> WHAT TO PRODUCE: Would you restate all the data that follows, word for word?

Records
________________
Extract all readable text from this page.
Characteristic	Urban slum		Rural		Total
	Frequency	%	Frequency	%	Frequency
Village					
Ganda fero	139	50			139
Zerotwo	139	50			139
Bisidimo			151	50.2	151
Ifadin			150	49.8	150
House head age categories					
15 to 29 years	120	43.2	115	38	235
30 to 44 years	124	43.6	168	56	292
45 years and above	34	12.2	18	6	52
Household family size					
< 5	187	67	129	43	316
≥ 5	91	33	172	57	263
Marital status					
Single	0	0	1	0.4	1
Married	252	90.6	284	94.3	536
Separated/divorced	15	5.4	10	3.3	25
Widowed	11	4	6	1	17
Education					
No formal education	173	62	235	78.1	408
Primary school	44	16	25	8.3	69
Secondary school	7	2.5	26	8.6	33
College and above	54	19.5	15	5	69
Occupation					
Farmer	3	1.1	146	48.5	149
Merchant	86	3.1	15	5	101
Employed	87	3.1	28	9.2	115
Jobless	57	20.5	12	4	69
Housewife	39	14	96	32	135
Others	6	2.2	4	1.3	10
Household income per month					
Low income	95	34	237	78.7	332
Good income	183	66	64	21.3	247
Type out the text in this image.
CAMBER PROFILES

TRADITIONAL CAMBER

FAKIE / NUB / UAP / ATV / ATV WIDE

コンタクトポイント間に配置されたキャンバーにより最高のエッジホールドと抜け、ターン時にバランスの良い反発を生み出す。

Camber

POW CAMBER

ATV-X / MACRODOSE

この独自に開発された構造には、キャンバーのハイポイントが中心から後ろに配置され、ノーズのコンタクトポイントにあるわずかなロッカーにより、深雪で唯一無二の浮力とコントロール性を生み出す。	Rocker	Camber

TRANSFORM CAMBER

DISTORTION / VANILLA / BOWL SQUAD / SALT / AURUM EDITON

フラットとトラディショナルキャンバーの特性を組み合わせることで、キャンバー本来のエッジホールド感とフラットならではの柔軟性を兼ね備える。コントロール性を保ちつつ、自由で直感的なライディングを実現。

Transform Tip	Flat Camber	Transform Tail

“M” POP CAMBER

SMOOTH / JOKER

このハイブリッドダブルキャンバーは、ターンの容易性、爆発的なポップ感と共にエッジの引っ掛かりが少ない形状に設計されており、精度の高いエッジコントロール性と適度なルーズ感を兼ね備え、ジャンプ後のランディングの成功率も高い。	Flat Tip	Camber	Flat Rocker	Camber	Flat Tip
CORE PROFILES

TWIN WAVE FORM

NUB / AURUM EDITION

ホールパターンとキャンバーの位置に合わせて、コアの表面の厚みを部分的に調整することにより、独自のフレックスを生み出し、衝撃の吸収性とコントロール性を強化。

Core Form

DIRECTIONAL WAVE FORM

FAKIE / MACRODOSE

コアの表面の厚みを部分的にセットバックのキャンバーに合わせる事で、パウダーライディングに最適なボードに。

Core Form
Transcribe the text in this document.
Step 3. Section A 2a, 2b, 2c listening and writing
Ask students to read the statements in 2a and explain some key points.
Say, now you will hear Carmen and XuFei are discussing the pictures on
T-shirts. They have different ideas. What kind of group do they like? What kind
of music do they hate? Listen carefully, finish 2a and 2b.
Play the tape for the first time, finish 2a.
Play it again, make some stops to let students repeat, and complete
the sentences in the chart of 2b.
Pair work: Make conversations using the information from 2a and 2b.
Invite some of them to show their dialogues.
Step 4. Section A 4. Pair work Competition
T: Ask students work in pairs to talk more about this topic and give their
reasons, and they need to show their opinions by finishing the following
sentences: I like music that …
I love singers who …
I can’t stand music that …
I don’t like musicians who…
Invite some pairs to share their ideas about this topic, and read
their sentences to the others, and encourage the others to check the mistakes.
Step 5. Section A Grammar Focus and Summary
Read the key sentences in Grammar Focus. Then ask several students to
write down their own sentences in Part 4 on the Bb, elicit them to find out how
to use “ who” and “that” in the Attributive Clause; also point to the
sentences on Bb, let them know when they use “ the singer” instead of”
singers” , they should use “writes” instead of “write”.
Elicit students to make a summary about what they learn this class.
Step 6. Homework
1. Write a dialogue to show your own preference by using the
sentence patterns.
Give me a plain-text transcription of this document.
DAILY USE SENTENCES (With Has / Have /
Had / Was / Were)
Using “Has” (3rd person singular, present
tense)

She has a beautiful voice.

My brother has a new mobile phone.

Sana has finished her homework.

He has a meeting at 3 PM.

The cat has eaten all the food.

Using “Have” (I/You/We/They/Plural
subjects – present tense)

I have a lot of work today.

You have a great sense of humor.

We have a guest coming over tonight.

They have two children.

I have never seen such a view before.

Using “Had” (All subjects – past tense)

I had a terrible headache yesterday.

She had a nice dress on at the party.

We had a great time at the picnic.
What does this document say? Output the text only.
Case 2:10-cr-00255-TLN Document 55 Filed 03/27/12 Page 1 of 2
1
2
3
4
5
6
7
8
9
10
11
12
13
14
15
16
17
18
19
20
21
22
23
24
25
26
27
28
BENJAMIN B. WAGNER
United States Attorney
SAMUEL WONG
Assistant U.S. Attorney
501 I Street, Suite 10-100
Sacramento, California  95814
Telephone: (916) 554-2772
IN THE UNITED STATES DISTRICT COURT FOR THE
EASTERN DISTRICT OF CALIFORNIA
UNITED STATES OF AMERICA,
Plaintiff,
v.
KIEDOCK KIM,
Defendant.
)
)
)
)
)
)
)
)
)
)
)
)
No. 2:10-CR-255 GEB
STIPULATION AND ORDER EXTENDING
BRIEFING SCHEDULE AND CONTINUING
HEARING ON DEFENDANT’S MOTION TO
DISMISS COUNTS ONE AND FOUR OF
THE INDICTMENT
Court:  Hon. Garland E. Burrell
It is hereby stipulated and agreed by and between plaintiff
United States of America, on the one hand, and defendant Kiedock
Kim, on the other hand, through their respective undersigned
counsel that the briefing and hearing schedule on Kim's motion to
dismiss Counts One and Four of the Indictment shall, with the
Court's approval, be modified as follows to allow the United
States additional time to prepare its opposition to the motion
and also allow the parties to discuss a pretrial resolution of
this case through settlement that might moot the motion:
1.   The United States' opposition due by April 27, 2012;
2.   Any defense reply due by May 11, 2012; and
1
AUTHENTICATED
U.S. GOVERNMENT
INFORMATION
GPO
________________
> RESPONSE TO THIS TASK:
Extract all readable text from this page.
Characteristic	Urban slum		Rural		Total
	Frequency	%	Frequency	%	Frequency
Village					
Ganda fero	139	50			139
Zerotwo	139	50			139
Bisidimo			151	50.2	151
Ifadin			150	49.8	150
House head age categories					
15 to 29 years	120	43.2	115	38	235
30 to 44 years	124	43.6	168	56	292
45 years and above	34	12.2	18	6	52
Household family size					
< 5	187	67	129	43	316
≥ 5	91	33	172	57	263
Marital status					
Single	0	0	1	0.4	1
Married	252	90.6	284	94.3	536
Separated/divorced	15	5.4	10	3.3	25
Widowed	11	4	6	1	17
Education					
No formal education	173	62	235	78.1	408
Primary school	44	16	25	8.3	69
Secondary school	7	2.5	26	8.6	33
College and above	54	19.5	15	5	69
Occupation					
Farmer	3	1.1	146	48.5	149
Merchant	86	3.1	15	5	101
Employed	87	3.1	28	9.2	115
Jobless	57	20.5	12	4	69
Housewife	39	14	96	32	135
Others	6	2.2	4	1.3	10
Household income per month					
Low income	95	34	237	78.7	332
Good income	183	66	64	21.3	247
Type out the text in this image.
CAMBER PROFILES

TRADITIONAL CAMBER

FAKIE / NUB / UAP / ATV / ATV WIDE

コンタクトポイント間に配置されたキャンバーにより最高のエッジホールドと抜け、ターン時にバランスの良い反発を生み出す。

Camber

POW CAMBER

ATV-X / MACRODOSE

この独自に開発された構造には、キャンバーのハイポイントが中心から後ろに配置され、ノーズのコンタクトポイントにあるわずかなロッカーにより、深雪で唯一無二の浮力とコントロール性を生み出す。	Rocker	Camber

TRANSFORM CAMBER

DISTORTION / VANILLA / BOWL SQUAD / SALT / AURUM EDITON

フラットとトラディショナルキャンバーの特性を組み合わせることで、キャンバー本来のエッジホールド感とフラットならではの柔軟性を兼ね備える。コントロール性を保ちつつ、自由で直感的なライディングを実現。

Transform Tip	Flat Camber	Transform Tail

“M” POP CAMBER

SMOOTH / JOKER

このハイブリッドダブルキャンバーは、ターンの容易性、爆発的なポップ感と共にエッジの引っ掛かりが少ない形状に設計されており、精度の高いエッジコントロール性と適度なルーズ感を兼ね備え、ジャンプ後のランディングの成功率も高い。	Flat Tip	Camber	Flat Rocker	Camber	Flat Tip
CORE PROFILES

TWIN WAVE FORM

NUB / AURUM EDITION

ホールパターンとキャンバーの位置に合わせて、コアの表面の厚みを部分的に調整することにより、独自のフレックスを生み出し、衝撃の吸収性とコントロール性を強化。

Core Form

DIRECTIONAL WAVE FORM

FAKIE / MACRODOSE

コアの表面の厚みを部分的にセットバックのキャンバーに合わせる事で、パウダーライディングに最適なボードに。

Core Form
Transcribe the text in this document.
Step 3. Section A 2a, 2b, 2c listening and writing
Ask students to read the statements in 2a and explain some key points.
Say, now you will hear Carmen and XuFei are discussing the pictures on
T-shirts. They have different ideas. What kind of group do they like? What kind
of music do they hate? Listen carefully, finish 2a and 2b.
Play the tape for the first time, finish 2a.
Play it again, make some stops to let students repeat, and complete
the sentences in the chart of 2b.
Pair work: Make conversations using the information from 2a and 2b.
Invite some of them to show their dialogues.
Step 4. Section A 4. Pair work Competition
T: Ask students work in pairs to talk more about this topic and give their
reasons, and they need to show their opinions by finishing the following
sentences: I like music that …
I love singers who …
I can’t stand music that …
I don’t like musicians who…
Invite some pairs to share their ideas about this topic, and read
their sentences to the others, and encourage the others to check the mistakes.
Step 5. Section A Grammar Focus and Summary
Read the key sentences in Grammar Focus. Then ask several students to
write down their own sentences in Part 4 on the Bb, elicit them to find out how
to use “ who” and “that” in the Attributive Clause; also point to the
sentences on Bb, let them know when they use “ the singer” instead of”
singers” , they should use “writes” instead of “write”.
Elicit students to make a summary about what they learn this class.
Step 6. Homework
1. Write a dialogue to show your own preference by using the
sentence patterns.
Give me a plain-text transcription of this document.
DAILY USE SENTENCES (With Has / Have /
Had / Was / Were)
Using “Has” (3rd person singular, present
tense)

She has a beautiful voice.

My brother has a new mobile phone.

Sana has finished her homework.

He has a meeting at 3 PM.

The cat has eaten all the food.

Using “Have” (I/You/We/They/Plural
subjects – present tense)

I have a lot of work today.

You have a great sense of humor.

We have a guest coming over tonight.

They have two children.

I have never seen such a view before.

Using “Had” (All subjects – past tense)

I had a terrible headache yesterday.

She had a nice dress on at the party.

We had a great time at the picnic.
What does this document say? Output the text only.
Case 2:10-cr-00255-TLN Document 55 Filed 03/27/12 Page 1 of 2
1
2
3
4
5
6
7
8
9
10
11
12
13
14
15
16
17
18
19
20
21
22
23
24
25
26
27
28
BENJAMIN B. WAGNER
United States Attorney
SAMUEL WONG
Assistant U.S. Attorney
501 I Street, Suite 10-100
Sacramento, California  95814
Telephone: (916) 554-2772
IN THE UNITED STATES DISTRICT COURT FOR THE
EASTERN DISTRICT OF CALIFORNIA
UNITED STATES OF AMERICA,
Plaintiff,
v.
KIEDOCK KIM,
Defendant.
)
)
)
)
)
)
)
)
)
)
)
)
No. 2:10-CR-255 GEB
STIPULATION AND ORDER EXTENDING
BRIEFING SCHEDULE AND CONTINUING
HEARING ON DEFENDANT’S MOTION TO
DISMISS COUNTS ONE AND FOUR OF
THE INDICTMENT
Court:  Hon. Garland E. Burrell
It is hereby stipulated and agreed by and between plaintiff
United States of America, on the one hand, and defendant Kiedock
Kim, on the other hand, through their respective undersigned
counsel that the briefing and hearing schedule on Kim's motion to
dismiss Counts One and Four of the Indictment shall, with the
Court's approval, be modified as follows to allow the United
States additional time to prepare its opposition to the motion
and also allow the parties to discuss a pretrial resolution of
this case through settlement that might moot the motion:
1.   The United States' opposition due by April 27, 2012;
2.   Any defense reply due by May 11, 2012; and
1
AUTHENTICATED
U.S. GOVERNMENT
INFORMATION
GPO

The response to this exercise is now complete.